• Instruction
Please recast every one of the items below as a Markdown table with the columns Line and Entry, numbering each row and leaving out blank lines.

+ + + + + + +

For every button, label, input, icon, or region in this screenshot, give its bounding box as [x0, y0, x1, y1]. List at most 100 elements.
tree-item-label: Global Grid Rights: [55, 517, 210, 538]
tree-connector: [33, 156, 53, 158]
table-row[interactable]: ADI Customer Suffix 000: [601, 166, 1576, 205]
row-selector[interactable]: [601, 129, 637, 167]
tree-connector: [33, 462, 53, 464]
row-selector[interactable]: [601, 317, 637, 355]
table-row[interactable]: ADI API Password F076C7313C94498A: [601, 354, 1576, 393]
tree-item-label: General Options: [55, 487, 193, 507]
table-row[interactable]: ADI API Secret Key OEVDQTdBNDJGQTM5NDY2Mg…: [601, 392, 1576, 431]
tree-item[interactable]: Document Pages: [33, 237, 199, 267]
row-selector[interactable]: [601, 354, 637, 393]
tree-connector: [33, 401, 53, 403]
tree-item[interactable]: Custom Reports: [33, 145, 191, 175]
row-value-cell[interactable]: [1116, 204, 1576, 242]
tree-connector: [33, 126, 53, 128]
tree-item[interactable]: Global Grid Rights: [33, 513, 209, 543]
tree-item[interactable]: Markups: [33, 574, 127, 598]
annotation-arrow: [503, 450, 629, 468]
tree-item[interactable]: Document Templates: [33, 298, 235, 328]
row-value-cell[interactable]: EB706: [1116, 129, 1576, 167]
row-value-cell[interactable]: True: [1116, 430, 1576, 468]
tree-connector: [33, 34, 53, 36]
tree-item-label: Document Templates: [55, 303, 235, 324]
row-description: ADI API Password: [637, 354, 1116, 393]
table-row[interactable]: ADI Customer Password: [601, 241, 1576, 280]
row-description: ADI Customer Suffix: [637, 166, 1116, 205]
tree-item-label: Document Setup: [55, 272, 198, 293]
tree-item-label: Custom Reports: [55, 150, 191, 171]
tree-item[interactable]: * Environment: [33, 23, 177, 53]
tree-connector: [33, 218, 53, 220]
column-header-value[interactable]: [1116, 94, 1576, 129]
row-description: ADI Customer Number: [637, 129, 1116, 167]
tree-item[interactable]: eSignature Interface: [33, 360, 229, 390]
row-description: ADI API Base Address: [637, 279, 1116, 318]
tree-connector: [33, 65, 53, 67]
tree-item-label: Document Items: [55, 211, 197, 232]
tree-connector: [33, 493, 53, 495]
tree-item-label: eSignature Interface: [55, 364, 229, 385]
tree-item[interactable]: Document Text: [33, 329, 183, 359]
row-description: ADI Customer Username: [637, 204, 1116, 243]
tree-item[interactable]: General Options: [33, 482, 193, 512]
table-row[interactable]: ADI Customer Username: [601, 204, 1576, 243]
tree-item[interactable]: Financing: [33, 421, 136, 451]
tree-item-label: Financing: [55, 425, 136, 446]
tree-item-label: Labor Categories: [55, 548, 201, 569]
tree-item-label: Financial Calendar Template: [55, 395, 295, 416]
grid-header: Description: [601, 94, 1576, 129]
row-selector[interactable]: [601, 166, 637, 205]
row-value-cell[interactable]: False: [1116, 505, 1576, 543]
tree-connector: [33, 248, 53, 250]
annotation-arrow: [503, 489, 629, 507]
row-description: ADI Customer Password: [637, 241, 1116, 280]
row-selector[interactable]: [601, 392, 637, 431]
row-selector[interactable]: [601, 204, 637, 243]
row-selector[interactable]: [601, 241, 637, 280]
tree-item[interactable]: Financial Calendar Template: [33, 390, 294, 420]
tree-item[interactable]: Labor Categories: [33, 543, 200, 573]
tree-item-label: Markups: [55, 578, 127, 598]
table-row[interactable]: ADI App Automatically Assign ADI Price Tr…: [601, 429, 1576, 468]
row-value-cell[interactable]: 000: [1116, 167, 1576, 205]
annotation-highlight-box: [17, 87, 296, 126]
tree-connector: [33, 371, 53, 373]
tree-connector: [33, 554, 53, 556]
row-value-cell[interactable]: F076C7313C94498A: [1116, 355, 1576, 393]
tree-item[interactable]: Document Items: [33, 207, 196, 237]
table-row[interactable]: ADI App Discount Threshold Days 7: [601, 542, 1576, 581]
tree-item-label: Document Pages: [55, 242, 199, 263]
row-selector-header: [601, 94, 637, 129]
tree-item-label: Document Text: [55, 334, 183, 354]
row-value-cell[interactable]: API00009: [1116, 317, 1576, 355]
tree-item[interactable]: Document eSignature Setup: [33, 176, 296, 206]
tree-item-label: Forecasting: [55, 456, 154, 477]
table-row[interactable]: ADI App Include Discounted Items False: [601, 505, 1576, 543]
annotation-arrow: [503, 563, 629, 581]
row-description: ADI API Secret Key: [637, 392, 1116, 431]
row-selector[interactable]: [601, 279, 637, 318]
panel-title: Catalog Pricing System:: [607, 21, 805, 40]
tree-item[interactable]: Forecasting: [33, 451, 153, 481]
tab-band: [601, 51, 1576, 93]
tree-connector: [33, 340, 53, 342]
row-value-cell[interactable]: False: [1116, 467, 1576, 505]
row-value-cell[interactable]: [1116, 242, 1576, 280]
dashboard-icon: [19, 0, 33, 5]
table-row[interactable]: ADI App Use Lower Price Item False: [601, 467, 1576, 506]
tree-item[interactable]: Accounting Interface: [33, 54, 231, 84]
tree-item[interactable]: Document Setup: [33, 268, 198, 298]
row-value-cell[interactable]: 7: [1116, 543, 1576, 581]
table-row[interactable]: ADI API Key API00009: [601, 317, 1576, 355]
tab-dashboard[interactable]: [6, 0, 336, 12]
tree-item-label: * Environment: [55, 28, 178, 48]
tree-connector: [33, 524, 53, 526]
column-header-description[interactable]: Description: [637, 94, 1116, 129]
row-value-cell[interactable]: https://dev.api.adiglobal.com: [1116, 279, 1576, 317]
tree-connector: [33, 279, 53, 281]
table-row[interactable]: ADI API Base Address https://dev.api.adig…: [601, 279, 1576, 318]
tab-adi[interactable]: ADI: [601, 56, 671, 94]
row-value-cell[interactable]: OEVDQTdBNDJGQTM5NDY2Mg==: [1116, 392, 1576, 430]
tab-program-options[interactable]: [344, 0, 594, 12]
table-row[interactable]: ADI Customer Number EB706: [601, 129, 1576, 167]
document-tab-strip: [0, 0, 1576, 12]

+ + + + + + +

• Exercise output
| Line | Entry |
|---|---|
| 1 | For every button, label, input, icon, or region in this screenshot, give its bounding box as [x0, y0, x1, y1]. List at most 100 elements. |
| 2 | tree-item-label: Global Grid Rights: [55, 517, 210, 538] |
| 3 | tree-connector: [33, 156, 53, 158] |
| 4 | table-row[interactable]: ADI Customer Suffix 000: [601, 166, 1576, 205] |
| 5 | row-selector[interactable]: [601, 129, 637, 167] |
| 6 | tree-connector: [33, 462, 53, 464] |
| 7 | row-selector[interactable]: [601, 317, 637, 355] |
| 8 | table-row[interactable]: ADI API Password F076C7313C94498A: [601, 354, 1576, 393] |
| 9 | tree-item-label: General Options: [55, 487, 193, 507] |
| 10 | table-row[interactable]: ADI API Secret Key OEVDQTdBNDJGQTM5NDY2Mg…: [601, 392, 1576, 431] |
| 11 | tree-item[interactable]: Document Pages: [33, 237, 199, 267] |
| 12 | row-selector[interactable]: [601, 354, 637, 393] |
| 13 | tree-connector: [33, 401, 53, 403] |
| 14 | tree-item[interactable]: Custom Reports: [33, 145, 191, 175] |
| 15 | row-value-cell[interactable]: [1116, 204, 1576, 242] |
| 16 | tree-connector: [33, 126, 53, 128] |
| 17 | tree-item[interactable]: Global Grid Rights: [33, 513, 209, 543] |
| 18 | tree-item[interactable]: Markups: [33, 574, 127, 598] |
| 19 | annotation-arrow: [503, 450, 629, 468] |
| 20 | tree-item[interactable]: Document Templates: [33, 298, 235, 328] |
| 21 | row-value-cell[interactable]: EB706: [1116, 129, 1576, 167] |
| 22 | row-value-cell[interactable]: True: [1116, 430, 1576, 468] |
| 23 | tree-connector: [33, 34, 53, 36] |
| 24 | tree-item-label: Document Templates: [55, 303, 235, 324] |
| 25 | row-description: ADI API Password: [637, 354, 1116, 393] |
| 26 | table-row[interactable]: ADI Customer Password: [601, 241, 1576, 280] |
| 27 | row-description: ADI Customer Suffix: [637, 166, 1116, 205] |
| 28 | tree-item-label: Document Setup: [55, 272, 198, 293] |
| 29 | tree-item-label: Custom Reports: [55, 150, 191, 171] |
| 30 | tree-item[interactable]: * Environment: [33, 23, 177, 53] |
| 31 | tree-connector: [33, 218, 53, 220] |
| 32 | column-header-value[interactable]: [1116, 94, 1576, 129] |
| 33 | row-description: ADI Customer Number: [637, 129, 1116, 167] |
| 34 | tree-item[interactable]: eSignature Interface: [33, 360, 229, 390] |
| 35 | row-description: ADI API Base Address: [637, 279, 1116, 318] |
| 36 | tree-connector: [33, 65, 53, 67] |
| 37 | tree-item-label: Document Items: [55, 211, 197, 232] |
| 38 | tree-connector: [33, 493, 53, 495] |
| 39 | tree-item-label: eSignature Interface: [55, 364, 229, 385] |
| 40 | tree-item[interactable]: Document Text: [33, 329, 183, 359] |
| 41 | row-description: ADI Customer Username: [637, 204, 1116, 243] |
| 42 | tree-item[interactable]: General Options: [33, 482, 193, 512] |
| 43 | table-row[interactable]: ADI Customer Username: [601, 204, 1576, 243] |
| 44 | tree-item[interactable]: Financing: [33, 421, 136, 451] |
| 45 | tree-item-label: Financing: [55, 425, 136, 446] |
| 46 | tree-item-label: Labor Categories: [55, 548, 201, 569] |
| 47 | tree-item-label: Financial Calendar Template: [55, 395, 295, 416] |
| 48 | grid-header: Description: [601, 94, 1576, 129] |
| 49 | row-selector[interactable]: [601, 166, 637, 205] |
| 50 | row-value-cell[interactable]: False: [1116, 505, 1576, 543] |
| 51 | tree-connector: [33, 248, 53, 250] |
| 52 | annotation-arrow: [503, 489, 629, 507] |
| 53 | row-description: ADI Customer Password: [637, 241, 1116, 280] |
| 54 | row-selector[interactable]: [601, 392, 637, 431] |
| 55 | row-selector[interactable]: [601, 204, 637, 243] |
| 56 | row-selector[interactable]: [601, 241, 637, 280] |
| 57 | tree-item[interactable]: Financial Calendar Template: [33, 390, 294, 420] |
| 58 | tree-item[interactable]: Labor Categories: [33, 543, 200, 573] |
| 59 | tree-item-label: Markups: [55, 578, 127, 598] |
| 60 | table-row[interactable]: ADI App Automatically Assign ADI Price Tr…: [601, 429, 1576, 468] |
| 61 | row-value-cell[interactable]: 000: [1116, 167, 1576, 205] |
| 62 | annotation-highlight-box: [17, 87, 296, 126] |
| 63 | tree-connector: [33, 371, 53, 373] |
| 64 | tree-connector: [33, 554, 53, 556] |
| 65 | row-value-cell[interactable]: F076C7313C94498A: [1116, 355, 1576, 393] |
| 66 | tree-item[interactable]: Document Items: [33, 207, 196, 237] |
| 67 | table-row[interactable]: ADI App Discount Threshold Days 7: [601, 542, 1576, 581] |
| 68 | tree-item-label: Document Pages: [55, 242, 199, 263] |
| 69 | row-selector-header: [601, 94, 637, 129] |
| 70 | tree-item-label: Document Text: [55, 334, 183, 354] |
| 71 | row-value-cell[interactable]: API00009: [1116, 317, 1576, 355] |
| 72 | tree-item[interactable]: Document eSignature Setup: [33, 176, 296, 206] |
| 73 | tree-item-label: Forecasting: [55, 456, 154, 477] |
| 74 | table-row[interactable]: ADI App Include Discounted Items False: [601, 505, 1576, 543] |
| 75 | annotation-arrow: [503, 563, 629, 581] |
| 76 | row-description: ADI API Secret Key: [637, 392, 1116, 431] |
| 77 | row-selector[interactable]: [601, 279, 637, 318] |
| 78 | panel-title: Catalog Pricing System:: [607, 21, 805, 40] |
| 79 | tree-item[interactable]: Forecasting: [33, 451, 153, 481] |
| 80 | tab-band: [601, 51, 1576, 93] |
| 81 | tree-connector: [33, 340, 53, 342] |
| 82 | row-value-cell[interactable]: False: [1116, 467, 1576, 505] |
| 83 | row-value-cell[interactable]: [1116, 242, 1576, 280] |
| 84 | dashboard-icon: [19, 0, 33, 5] |
| 85 | table-row[interactable]: ADI App Use Lower Price Item False: [601, 467, 1576, 506] |
| 86 | tree-item[interactable]: Accounting Interface: [33, 54, 231, 84] |
| 87 | tree-item[interactable]: Document Setup: [33, 268, 198, 298] |
| 88 | row-value-cell[interactable]: 7: [1116, 543, 1576, 581] |
| 89 | table-row[interactable]: ADI API Key API00009: [601, 317, 1576, 355] |
| 90 | tab-dashboard[interactable]: [6, 0, 336, 12] |
| 91 | tree-item-label: * Environment: [55, 28, 178, 48] |
| 92 | tree-connector: [33, 524, 53, 526] |
| 93 | column-header-description[interactable]: Description: [637, 94, 1116, 129] |
| 94 | row-value-cell[interactable]: https://dev.api.adiglobal.com: [1116, 279, 1576, 317] |
| 95 | tree-connector: [33, 279, 53, 281] |
| 96 | table-row[interactable]: ADI API Base Address https://dev.api.adig…: [601, 279, 1576, 318] |
| 97 | tab-adi[interactable]: ADI: [601, 56, 671, 94] |
| 98 | row-value-cell[interactable]: OEVDQTdBNDJGQTM5NDY2Mg==: [1116, 392, 1576, 430] |
| 99 | tab-program-options[interactable]: [344, 0, 594, 12] |
| 100 | table-row[interactable]: ADI Customer Number EB706: [601, 129, 1576, 167] |
| 101 | document-tab-strip: [0, 0, 1576, 12] |